** START OF ENTRIES PROVIDED **

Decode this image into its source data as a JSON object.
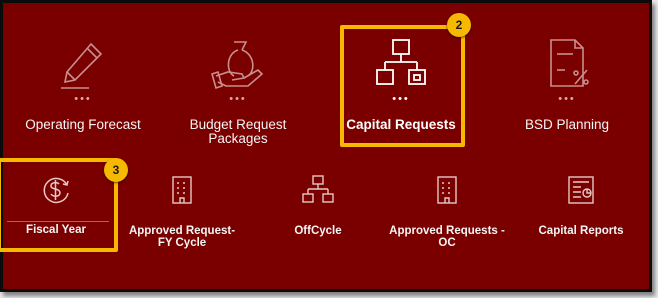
{
  "tiles_top": [
    {
      "label": "Operating Forecast",
      "icon": "pencil-icon"
    },
    {
      "label": "Budget Request Packages",
      "icon": "budget-hand-icon"
    },
    {
      "label": "Capital Requests",
      "icon": "hierarchy-icon"
    },
    {
      "label": "BSD Planning",
      "icon": "document-percent-icon"
    }
  ],
  "tiles_bottom": [
    {
      "label": "Fiscal Year",
      "icon": "dollar-cycle-icon"
    },
    {
      "label": "Approved Request- FY Cycle",
      "icon": "building-icon"
    },
    {
      "label": "OffCycle",
      "icon": "hierarchy-icon"
    },
    {
      "label": "Approved Requests - OC",
      "icon": "building-icon"
    },
    {
      "label": "Capital Reports",
      "icon": "report-icon"
    }
  ],
  "callouts": {
    "capital_requests": "2",
    "fiscal_year": "3"
  },
  "dots": "•••",
  "colors": {
    "background": "#7a0000",
    "highlight": "#f6b800",
    "icon_dim": "#c98e8e",
    "icon_active": "#ffffff"
  }
}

** END OF ENTRIES PROVIDED **

_SET EXERCISE_
Except for the pictures, give all the material above again verbatim.

_RESULT FOR THIS TASK_
Decode this image into its source data as a JSON object.
{
  "tiles_top": [
    {
      "label": "Operating Forecast",
      "icon": "pencil-icon"
    },
    {
      "label": "Budget Request Packages",
      "icon": "budget-hand-icon"
    },
    {
      "label": "Capital Requests",
      "icon": "hierarchy-icon"
    },
    {
      "label": "BSD Planning",
      "icon": "document-percent-icon"
    }
  ],
  "tiles_bottom": [
    {
      "label": "Fiscal Year",
      "icon": "dollar-cycle-icon"
    },
    {
      "label": "Approved Request- FY Cycle",
      "icon": "building-icon"
    },
    {
      "label": "OffCycle",
      "icon": "hierarchy-icon"
    },
    {
      "label": "Approved Requests - OC",
      "icon": "building-icon"
    },
    {
      "label": "Capital Reports",
      "icon": "report-icon"
    }
  ],
  "callouts": {
    "capital_requests": "2",
    "fiscal_year": "3"
  },
  "dots": "•••",
  "colors": {
    "background": "#7a0000",
    "highlight": "#f6b800",
    "icon_dim": "#c98e8e",
    "icon_active": "#ffffff"
  }
}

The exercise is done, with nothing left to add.